Look through the records below and collect all lines that hold the string "Глава".

++++ Data entries

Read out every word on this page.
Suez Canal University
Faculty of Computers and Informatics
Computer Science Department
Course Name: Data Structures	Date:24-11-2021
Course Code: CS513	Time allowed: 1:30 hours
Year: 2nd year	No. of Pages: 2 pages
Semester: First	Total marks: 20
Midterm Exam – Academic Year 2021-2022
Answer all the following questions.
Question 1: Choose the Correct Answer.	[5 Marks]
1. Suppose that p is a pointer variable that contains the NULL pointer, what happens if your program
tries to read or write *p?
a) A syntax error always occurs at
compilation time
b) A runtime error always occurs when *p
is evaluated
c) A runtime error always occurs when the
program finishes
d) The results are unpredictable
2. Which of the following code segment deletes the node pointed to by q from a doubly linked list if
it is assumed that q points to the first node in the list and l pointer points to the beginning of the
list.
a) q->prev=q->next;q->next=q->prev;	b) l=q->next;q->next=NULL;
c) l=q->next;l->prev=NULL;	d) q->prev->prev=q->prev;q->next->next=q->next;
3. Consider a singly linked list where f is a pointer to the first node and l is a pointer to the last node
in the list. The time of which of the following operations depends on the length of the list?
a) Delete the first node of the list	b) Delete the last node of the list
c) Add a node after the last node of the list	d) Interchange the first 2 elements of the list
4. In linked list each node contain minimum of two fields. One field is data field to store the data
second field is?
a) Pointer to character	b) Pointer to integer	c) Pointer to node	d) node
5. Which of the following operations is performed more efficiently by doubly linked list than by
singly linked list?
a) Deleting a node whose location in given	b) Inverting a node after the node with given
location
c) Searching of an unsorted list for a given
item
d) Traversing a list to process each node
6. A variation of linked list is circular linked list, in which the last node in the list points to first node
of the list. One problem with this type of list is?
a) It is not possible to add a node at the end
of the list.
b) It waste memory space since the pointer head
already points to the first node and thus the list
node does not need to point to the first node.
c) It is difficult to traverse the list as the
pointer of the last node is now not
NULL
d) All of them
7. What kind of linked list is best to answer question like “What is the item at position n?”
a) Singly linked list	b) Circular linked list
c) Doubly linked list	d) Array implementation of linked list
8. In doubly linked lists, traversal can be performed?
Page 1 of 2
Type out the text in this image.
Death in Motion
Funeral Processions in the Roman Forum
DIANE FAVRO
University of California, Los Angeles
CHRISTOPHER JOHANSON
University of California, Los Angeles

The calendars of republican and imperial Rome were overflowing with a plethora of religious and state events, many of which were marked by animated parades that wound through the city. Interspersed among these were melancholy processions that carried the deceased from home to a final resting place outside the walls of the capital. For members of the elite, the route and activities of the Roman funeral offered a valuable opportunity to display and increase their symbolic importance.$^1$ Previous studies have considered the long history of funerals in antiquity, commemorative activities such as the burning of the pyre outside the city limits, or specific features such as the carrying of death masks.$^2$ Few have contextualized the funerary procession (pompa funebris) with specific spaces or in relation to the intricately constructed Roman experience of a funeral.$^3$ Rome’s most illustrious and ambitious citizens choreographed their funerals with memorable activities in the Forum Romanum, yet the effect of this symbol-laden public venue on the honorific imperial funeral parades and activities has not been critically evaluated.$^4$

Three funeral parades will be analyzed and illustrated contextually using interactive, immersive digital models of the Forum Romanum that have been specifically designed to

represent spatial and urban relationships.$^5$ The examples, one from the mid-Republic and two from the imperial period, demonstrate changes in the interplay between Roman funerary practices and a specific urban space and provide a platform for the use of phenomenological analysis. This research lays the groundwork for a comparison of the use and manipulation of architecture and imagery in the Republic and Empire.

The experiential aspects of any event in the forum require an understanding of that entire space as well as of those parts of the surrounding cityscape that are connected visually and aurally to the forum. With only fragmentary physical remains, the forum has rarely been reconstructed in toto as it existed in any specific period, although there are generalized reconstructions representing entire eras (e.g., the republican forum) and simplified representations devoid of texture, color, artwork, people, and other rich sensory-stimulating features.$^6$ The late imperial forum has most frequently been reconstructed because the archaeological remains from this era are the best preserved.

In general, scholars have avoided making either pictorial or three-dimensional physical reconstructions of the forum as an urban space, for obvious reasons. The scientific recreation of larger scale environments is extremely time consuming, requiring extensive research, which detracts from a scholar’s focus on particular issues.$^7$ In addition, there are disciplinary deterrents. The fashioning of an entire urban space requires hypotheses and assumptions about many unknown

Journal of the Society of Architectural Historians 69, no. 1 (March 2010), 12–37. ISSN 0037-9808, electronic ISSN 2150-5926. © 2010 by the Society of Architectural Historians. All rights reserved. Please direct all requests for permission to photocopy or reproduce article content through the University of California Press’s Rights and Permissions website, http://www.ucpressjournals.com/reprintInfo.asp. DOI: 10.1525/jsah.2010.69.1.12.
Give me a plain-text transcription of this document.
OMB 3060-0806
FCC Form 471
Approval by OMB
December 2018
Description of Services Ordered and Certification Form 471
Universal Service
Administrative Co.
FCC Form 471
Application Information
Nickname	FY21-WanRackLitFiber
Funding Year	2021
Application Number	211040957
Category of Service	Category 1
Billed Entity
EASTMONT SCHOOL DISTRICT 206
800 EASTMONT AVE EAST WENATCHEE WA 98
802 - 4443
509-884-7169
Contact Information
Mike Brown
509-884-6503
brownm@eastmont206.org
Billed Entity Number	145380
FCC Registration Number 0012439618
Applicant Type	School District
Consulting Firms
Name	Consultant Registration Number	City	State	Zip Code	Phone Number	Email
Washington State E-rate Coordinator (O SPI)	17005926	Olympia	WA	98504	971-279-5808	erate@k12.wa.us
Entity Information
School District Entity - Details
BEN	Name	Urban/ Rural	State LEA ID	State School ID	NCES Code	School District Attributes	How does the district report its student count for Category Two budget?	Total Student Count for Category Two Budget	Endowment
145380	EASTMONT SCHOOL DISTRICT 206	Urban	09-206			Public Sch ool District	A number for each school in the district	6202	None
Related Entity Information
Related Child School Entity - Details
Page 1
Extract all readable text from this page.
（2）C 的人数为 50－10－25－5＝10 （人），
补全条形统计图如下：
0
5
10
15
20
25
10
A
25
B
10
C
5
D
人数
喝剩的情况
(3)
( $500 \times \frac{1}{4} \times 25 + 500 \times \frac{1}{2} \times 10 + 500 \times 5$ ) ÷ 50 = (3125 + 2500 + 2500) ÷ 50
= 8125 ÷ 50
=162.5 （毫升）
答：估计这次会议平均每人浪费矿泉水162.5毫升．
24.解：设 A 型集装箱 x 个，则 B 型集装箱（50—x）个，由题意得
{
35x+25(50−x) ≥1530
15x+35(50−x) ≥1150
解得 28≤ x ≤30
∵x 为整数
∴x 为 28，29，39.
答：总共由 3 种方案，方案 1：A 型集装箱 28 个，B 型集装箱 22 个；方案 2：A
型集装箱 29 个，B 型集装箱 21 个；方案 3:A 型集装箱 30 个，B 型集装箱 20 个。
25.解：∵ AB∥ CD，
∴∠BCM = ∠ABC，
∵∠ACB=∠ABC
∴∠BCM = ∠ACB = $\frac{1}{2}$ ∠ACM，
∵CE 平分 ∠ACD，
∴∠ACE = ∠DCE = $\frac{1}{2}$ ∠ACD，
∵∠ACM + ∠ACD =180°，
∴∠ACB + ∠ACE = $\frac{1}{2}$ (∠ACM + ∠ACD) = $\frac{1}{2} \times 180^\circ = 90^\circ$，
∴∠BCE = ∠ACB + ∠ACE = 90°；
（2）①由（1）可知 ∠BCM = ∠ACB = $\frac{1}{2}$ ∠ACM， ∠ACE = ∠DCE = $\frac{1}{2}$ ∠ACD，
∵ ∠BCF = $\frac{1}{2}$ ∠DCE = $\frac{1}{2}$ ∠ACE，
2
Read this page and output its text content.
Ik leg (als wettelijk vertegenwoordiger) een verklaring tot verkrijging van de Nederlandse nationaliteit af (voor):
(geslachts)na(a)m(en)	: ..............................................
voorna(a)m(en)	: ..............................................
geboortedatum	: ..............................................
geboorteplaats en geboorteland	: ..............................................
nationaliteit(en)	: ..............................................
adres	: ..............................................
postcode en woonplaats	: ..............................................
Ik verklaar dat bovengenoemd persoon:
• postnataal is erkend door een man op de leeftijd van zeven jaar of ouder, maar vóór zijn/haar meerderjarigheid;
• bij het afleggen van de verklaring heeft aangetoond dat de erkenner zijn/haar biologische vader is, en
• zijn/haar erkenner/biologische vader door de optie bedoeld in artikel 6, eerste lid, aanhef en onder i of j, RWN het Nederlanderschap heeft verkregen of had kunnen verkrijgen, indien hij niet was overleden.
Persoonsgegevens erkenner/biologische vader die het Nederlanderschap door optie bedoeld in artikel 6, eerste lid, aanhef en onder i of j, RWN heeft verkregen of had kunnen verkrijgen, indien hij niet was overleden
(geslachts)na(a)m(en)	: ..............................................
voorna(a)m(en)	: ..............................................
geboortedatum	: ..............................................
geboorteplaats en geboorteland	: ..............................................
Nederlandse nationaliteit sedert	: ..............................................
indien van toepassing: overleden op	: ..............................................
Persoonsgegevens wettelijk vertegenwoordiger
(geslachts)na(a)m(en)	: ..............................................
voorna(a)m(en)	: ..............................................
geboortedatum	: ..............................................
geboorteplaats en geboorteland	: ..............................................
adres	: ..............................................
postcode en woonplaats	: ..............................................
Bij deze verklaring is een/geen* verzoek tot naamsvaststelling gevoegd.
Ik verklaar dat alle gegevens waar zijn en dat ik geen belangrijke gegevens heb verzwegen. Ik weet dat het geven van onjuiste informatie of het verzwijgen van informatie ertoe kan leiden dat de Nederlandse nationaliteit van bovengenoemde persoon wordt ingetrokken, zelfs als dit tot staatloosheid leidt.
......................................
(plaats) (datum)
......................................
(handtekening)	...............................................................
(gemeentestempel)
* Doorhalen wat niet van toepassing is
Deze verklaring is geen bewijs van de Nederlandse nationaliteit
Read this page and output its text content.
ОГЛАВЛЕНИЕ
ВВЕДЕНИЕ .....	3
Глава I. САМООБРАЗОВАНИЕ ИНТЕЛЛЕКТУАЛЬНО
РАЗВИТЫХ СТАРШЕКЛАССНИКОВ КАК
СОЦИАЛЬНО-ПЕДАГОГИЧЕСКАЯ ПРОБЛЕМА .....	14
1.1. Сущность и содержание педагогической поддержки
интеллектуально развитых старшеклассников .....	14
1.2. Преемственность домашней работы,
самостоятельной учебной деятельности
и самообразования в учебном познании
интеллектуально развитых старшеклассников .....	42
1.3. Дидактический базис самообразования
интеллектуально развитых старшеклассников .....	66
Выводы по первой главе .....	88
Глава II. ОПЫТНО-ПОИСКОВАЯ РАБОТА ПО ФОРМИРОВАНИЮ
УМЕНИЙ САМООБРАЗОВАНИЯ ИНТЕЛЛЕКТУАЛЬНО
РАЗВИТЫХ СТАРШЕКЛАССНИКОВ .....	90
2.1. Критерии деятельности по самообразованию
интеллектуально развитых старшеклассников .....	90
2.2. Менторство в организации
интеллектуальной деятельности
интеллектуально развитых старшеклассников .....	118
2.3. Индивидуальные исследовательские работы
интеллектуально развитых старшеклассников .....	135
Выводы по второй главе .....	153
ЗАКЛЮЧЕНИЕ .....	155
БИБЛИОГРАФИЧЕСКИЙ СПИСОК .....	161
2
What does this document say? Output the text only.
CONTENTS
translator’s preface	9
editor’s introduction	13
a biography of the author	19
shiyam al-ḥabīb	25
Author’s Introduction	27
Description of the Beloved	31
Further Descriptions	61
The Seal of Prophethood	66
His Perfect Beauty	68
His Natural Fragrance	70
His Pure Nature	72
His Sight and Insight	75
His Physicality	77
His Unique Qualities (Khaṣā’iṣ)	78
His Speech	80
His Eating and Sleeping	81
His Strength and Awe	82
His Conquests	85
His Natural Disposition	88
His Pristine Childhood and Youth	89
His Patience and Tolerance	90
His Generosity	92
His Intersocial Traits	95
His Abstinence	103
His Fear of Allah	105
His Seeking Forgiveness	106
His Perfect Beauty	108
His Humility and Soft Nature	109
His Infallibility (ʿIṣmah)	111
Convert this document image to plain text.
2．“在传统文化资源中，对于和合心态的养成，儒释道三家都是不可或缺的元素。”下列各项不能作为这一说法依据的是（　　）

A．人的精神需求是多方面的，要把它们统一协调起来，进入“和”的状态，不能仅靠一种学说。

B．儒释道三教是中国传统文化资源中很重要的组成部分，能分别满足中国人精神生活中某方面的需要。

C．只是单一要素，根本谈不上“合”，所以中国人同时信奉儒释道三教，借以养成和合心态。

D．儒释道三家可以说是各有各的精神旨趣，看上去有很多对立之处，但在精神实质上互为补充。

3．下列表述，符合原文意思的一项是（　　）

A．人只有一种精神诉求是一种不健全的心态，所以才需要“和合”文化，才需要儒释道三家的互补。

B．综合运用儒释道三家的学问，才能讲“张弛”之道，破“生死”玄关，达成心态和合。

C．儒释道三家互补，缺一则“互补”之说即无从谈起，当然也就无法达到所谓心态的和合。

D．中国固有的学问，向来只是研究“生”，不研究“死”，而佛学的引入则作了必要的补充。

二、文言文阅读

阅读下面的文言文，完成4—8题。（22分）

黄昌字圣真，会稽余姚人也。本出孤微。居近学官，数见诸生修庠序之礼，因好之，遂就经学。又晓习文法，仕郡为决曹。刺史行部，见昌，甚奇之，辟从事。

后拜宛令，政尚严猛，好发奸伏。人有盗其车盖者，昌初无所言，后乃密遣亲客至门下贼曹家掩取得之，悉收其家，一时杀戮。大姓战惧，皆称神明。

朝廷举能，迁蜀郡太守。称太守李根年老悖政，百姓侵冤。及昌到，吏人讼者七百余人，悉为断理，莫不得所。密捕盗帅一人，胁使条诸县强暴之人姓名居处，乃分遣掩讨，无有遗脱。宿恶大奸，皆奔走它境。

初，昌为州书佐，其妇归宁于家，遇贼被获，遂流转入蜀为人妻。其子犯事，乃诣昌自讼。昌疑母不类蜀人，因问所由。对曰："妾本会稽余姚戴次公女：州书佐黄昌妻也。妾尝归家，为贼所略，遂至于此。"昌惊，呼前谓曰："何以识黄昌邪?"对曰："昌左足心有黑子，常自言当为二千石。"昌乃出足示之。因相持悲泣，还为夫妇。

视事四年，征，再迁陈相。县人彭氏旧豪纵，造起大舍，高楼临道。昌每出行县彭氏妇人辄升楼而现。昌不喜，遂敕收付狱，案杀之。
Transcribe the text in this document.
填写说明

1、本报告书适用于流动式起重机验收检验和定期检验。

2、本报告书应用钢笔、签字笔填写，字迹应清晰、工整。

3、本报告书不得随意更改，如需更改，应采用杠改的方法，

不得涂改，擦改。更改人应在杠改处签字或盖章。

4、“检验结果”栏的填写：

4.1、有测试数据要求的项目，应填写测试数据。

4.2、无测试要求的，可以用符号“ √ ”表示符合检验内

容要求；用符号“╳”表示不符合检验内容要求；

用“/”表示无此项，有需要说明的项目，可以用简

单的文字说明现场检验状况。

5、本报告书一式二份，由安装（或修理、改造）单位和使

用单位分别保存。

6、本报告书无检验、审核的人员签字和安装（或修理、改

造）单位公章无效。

++++++++

Response to the task:
Глава I. САМООБРАЗОВАНИЕ ИНТЕЛЛЕКТУАЛЬНО
Глава II. ОПЫТНО-ПОИСКОВАЯ РАБОТА ПО ФОРМИРОВАНИЮ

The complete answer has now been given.